▶ _PROBLEM_: Can you output every line of the material below as a numbered list, with the blank lines left out?

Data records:
● ● ●

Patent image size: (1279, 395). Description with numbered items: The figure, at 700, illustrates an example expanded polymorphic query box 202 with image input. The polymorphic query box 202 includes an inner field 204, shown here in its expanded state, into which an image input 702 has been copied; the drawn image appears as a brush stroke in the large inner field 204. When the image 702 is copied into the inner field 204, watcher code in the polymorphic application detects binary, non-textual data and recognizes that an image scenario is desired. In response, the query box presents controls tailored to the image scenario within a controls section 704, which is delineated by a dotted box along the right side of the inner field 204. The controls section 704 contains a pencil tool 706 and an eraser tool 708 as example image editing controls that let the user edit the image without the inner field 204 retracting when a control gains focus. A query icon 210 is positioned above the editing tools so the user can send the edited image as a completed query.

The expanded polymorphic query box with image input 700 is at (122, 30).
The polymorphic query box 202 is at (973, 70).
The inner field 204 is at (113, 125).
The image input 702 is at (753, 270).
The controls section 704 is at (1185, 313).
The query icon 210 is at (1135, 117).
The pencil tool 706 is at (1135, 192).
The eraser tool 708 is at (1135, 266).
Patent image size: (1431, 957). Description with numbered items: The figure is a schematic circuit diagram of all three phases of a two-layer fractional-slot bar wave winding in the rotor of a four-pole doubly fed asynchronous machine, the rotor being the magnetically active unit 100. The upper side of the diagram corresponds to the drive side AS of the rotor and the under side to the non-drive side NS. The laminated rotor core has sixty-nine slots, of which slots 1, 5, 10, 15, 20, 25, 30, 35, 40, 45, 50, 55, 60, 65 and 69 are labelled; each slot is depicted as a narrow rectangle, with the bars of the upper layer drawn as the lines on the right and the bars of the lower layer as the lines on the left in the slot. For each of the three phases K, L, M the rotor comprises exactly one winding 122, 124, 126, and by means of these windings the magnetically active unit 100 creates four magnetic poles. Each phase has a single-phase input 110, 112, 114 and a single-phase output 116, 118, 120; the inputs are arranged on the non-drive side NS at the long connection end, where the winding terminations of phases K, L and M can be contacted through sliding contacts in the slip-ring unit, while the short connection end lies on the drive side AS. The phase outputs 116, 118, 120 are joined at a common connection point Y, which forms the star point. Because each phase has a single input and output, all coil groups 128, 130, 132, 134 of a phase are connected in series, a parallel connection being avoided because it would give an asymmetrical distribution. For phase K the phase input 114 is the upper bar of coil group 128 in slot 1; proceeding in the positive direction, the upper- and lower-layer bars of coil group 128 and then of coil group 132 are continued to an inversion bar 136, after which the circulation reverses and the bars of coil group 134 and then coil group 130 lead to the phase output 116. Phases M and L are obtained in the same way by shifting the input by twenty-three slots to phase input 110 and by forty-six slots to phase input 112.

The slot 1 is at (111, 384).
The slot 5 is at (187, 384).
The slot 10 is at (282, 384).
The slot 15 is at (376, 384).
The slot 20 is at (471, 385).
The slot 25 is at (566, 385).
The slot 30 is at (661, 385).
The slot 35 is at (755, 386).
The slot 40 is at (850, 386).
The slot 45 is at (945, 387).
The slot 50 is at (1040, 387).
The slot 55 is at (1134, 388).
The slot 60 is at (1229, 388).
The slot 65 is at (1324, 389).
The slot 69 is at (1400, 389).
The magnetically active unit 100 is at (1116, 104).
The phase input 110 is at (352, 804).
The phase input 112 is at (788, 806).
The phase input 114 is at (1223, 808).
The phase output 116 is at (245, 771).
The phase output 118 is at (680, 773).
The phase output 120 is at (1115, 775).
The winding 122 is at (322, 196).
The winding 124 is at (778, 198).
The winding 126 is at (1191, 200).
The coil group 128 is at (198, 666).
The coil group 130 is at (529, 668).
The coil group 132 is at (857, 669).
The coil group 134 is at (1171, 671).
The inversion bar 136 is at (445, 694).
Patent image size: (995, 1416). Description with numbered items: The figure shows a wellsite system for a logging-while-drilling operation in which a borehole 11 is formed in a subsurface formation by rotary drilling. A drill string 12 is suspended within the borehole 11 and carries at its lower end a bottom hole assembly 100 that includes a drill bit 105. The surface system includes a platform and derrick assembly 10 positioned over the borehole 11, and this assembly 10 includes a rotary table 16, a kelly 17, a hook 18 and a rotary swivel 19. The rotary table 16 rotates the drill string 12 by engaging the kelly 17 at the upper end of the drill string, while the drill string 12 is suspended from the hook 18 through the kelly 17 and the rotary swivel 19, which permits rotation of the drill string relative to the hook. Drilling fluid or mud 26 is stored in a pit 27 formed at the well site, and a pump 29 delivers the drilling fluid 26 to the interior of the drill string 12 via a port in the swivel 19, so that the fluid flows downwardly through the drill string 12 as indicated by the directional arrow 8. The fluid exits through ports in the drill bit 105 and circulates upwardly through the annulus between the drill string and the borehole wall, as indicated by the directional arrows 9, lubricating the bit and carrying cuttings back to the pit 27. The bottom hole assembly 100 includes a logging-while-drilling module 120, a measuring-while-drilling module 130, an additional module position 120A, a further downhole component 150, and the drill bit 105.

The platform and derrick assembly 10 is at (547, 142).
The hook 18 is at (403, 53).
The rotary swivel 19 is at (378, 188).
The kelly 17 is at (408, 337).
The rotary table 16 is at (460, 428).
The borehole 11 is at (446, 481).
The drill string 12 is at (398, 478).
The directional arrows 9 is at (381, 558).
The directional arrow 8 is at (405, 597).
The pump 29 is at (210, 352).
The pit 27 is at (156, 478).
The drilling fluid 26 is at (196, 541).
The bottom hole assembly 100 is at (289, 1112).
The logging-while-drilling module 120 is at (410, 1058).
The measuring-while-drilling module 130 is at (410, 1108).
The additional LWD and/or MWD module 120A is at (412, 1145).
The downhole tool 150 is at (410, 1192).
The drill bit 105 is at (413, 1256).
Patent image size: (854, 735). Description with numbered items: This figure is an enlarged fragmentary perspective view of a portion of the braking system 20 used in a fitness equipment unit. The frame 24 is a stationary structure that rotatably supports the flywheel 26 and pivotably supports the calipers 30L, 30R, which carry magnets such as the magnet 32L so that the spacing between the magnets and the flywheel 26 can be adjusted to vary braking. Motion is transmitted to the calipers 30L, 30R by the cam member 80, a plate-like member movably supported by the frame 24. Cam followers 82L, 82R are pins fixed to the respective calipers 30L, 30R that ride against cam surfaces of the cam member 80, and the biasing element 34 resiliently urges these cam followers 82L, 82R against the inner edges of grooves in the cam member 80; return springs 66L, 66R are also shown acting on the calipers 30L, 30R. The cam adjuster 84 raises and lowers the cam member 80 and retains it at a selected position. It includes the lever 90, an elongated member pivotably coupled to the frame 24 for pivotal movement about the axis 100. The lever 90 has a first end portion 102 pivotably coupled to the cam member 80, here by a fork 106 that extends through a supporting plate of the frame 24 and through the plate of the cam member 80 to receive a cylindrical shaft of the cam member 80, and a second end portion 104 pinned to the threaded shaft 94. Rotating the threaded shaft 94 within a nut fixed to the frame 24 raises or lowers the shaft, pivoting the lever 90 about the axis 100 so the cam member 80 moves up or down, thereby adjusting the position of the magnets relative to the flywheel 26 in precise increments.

● ● ●

▶ _TASK ANSWER_:
1. Patent image size: (1279, 395). Description with numbered items: The figure, at 700, illustrates an example expanded polymorphic query box 202 with image input. The polymorphic query box 202 includes an inner field 204, shown here in its expanded state, into which an image input 702 has been copied; the drawn image appears as a brush stroke in the large inner field 204. When the image 702 is copied into the inner field 204, watcher code in the polymorphic application detects binary, non-textual data and recognizes that an image scenario is desired. In response, the query box presents controls tailored to the image scenario within a controls section 704, which is delineated by a dotted box along the right side of the inner field 204. The controls section 704 contains a pencil tool 706 and an eraser tool 708 as example image editing controls that let the user edit the image without the inner field 204 retracting when a control gains focus. A query icon 210 is positioned above the editing tools so the user can send the edited image as a completed query.
2. The expanded polymorphic query box with image input 700 is at (122, 30).
3. The polymorphic query box 202 is at (973, 70).
4. The inner field 204 is at (113, 125).
5. The image input 702 is at (753, 270).
6. The controls section 704 is at (1185, 313).
7. The query icon 210 is at (1135, 117).
8. The pencil tool 706 is at (1135, 192).
9. The eraser tool 708 is at (1135, 266).
10. Patent image size: (1431, 957). Description with numbered items: The figure is a schematic circuit diagram of all three phases of a two-layer fractional-slot bar wave winding in the rotor of a four-pole doubly fed asynchronous machine, the rotor being the magnetically active unit 100. The upper side of the diagram corresponds to the drive side AS of the rotor and the under side to the non-drive side NS. The laminated rotor core has sixty-nine slots, of which slots 1, 5, 10, 15, 20, 25, 30, 35, 40, 45, 50, 55, 60, 65 and 69 are labelled; each slot is depicted as a narrow rectangle, with the bars of the upper layer drawn as the lines on the right and the bars of the lower layer as the lines on the left in the slot. For each of the three phases K, L, M the rotor comprises exactly one winding 122, 124, 126, and by means of these windings the magnetically active unit 100 creates four magnetic poles. Each phase has a single-phase input 110, 112, 114 and a single-phase output 116, 118, 120; the inputs are arranged on the non-drive side NS at the long connection end, where the winding terminations of phases K, L and M can be contacted through sliding contacts in the slip-ring unit, while the short connection end lies on the drive side AS. The phase outputs 116, 118, 120 are joined at a common connection point Y, which forms the star point. Because each phase has a single input and output, all coil groups 128, 130, 132, 134 of a phase are connected in series, a parallel connection being avoided because it would give an asymmetrical distribution. For phase K the phase input 114 is the upper bar of coil group 128 in slot 1; proceeding in the positive direction, the upper- and lower-layer bars of coil group 128 and then of coil group 132 are continued to an inversion bar 136, after which the circulation reverses and the bars of coil group 134 and then coil group 130 lead to the phase output 116. Phases M and L are obtained in the same way by shifting the input by twenty-three slots to phase input 110 and by forty-six slots to phase input 112.
11. The slot 1 is at (111, 384).
12. The slot 5 is at (187, 384).
13. The slot 10 is at (282, 384).
14. The slot 15 is at (376, 384).
15. The slot 20 is at (471, 385).
16. The slot 25 is at (566, 385).
17. The slot 30 is at (661, 385).
18. The slot 35 is at (755, 386).
19. The slot 40 is at (850, 386).
20. The slot 45 is at (945, 387).
21. The slot 50 is at (1040, 387).
22. The slot 55 is at (1134, 388).
23. The slot 60 is at (1229, 388).
24. The slot 65 is at (1324, 389).
25. The slot 69 is at (1400, 389).
26. The magnetically active unit 100 is at (1116, 104).
27. The phase input 110 is at (352, 804).
28. The phase input 112 is at (788, 806).
29. The phase input 114 is at (1223, 808).
30. The phase output 116 is at (245, 771).
31. The phase output 118 is at (680, 773).
32. The phase output 120 is at (1115, 775).
33. The winding 122 is at (322, 196).
34. The winding 124 is at (778, 198).
35. The winding 126 is at (1191, 200).
36. The coil group 128 is at (198, 666).
37. The coil group 130 is at (529, 668).
38. The coil group 132 is at (857, 669).
39. The coil group 134 is at (1171, 671).
40. The inversion bar 136 is at (445, 694).
41. Patent image size: (995, 1416). Description with numbered items: The figure shows a wellsite system for a logging-while-drilling operation in which a borehole 11 is formed in a subsurface formation by rotary drilling. A drill string 12 is suspended within the borehole 11 and carries at its lower end a bottom hole assembly 100 that includes a drill bit 105. The surface system includes a platform and derrick assembly 10 positioned over the borehole 11, and this assembly 10 includes a rotary table 16, a kelly 17, a hook 18 and a rotary swivel 19. The rotary table 16 rotates the drill string 12 by engaging the kelly 17 at the upper end of the drill string, while the drill string 12 is suspended from the hook 18 through the kelly 17 and the rotary swivel 19, which permits rotation of the drill string relative to the hook. Drilling fluid or mud 26 is stored in a pit 27 formed at the well site, and a pump 29 delivers the drilling fluid 26 to the interior of the drill string 12 via a port in the swivel 19, so that the fluid flows downwardly through the drill string 12 as indicated by the directional arrow 8. The fluid exits through ports in the drill bit 105 and circulates upwardly through the annulus between the drill string and the borehole wall, as indicated by the directional arrows 9, lubricating the bit and carrying cuttings back to the pit 27. The bottom hole assembly 100 includes a logging-while-drilling module 120, a measuring-while-drilling module 130, an additional module position 120A, a further downhole component 150, and the drill bit 105.
42. The platform and derrick assembly 10 is at (547, 142).
43. The hook 18 is at (403, 53).
44. The rotary swivel 19 is at (378, 188).
45. The kelly 17 is at (408, 337).
46. The rotary table 16 is at (460, 428).
47. The borehole 11 is at (446, 481).
48. The drill string 12 is at (398, 478).
49. The directional arrows 9 is at (381, 558).
50. The directional arrow 8 is at (405, 597).
51. The pump 29 is at (210, 352).
52. The pit 27 is at (156, 478).
53. The drilling fluid 26 is at (196, 541).
54. The bottom hole assembly 100 is at (289, 1112).
55. The logging-while-drilling module 120 is at (410, 1058).
56. The measuring-while-drilling module 130 is at (410, 1108).
57. The additional LWD and/or MWD module 120A is at (412, 1145).
58. The downhole tool 150 is at (410, 1192).
59. The drill bit 105 is at (413, 1256).
60. Patent image size: (854, 735). Description with numbered items: This figure is an enlarged fragmentary perspective view of a portion of the braking system 20 used in a fitness equipment unit. The frame 24 is a stationary structure that rotatably supports the flywheel 26 and pivotably supports the calipers 30L, 30R, which carry magnets such as the magnet 32L so that the spacing between the magnets and the flywheel 26 can be adjusted to vary braking. Motion is transmitted to the calipers 30L, 30R by the cam member 80, a plate-like member movably supported by the frame 24. Cam followers 82L, 82R are pins fixed to the respective calipers 30L, 30R that ride against cam surfaces of the cam member 80, and the biasing element 34 resiliently urges these cam followers 82L, 82R against the inner edges of grooves in the cam member 80; return springs 66L, 66R are also shown acting on the calipers 30L, 30R. The cam adjuster 84 raises and lowers the cam member 80 and retains it at a selected position. It includes the lever 90, an elongated member pivotably coupled to the frame 24 for pivotal movement about the axis 100. The lever 90 has a first end portion 102 pivotably coupled to the cam member 80, here by a fork 106 that extends through a supporting plate of the frame 24 and through the plate of the cam member 80 to receive a cylindrical shaft of the cam member 80, and a second end portion 104 pinned to the threaded shaft 94. Rotating the threaded shaft 94 within a nut fixed to the frame 24 raises or lowers the shaft, pivoting the lever 90 about the axis 100 so the cam member 80 moves up or down, thereby adjusting the position of the magnets relative to the flywheel 26 in precise increments.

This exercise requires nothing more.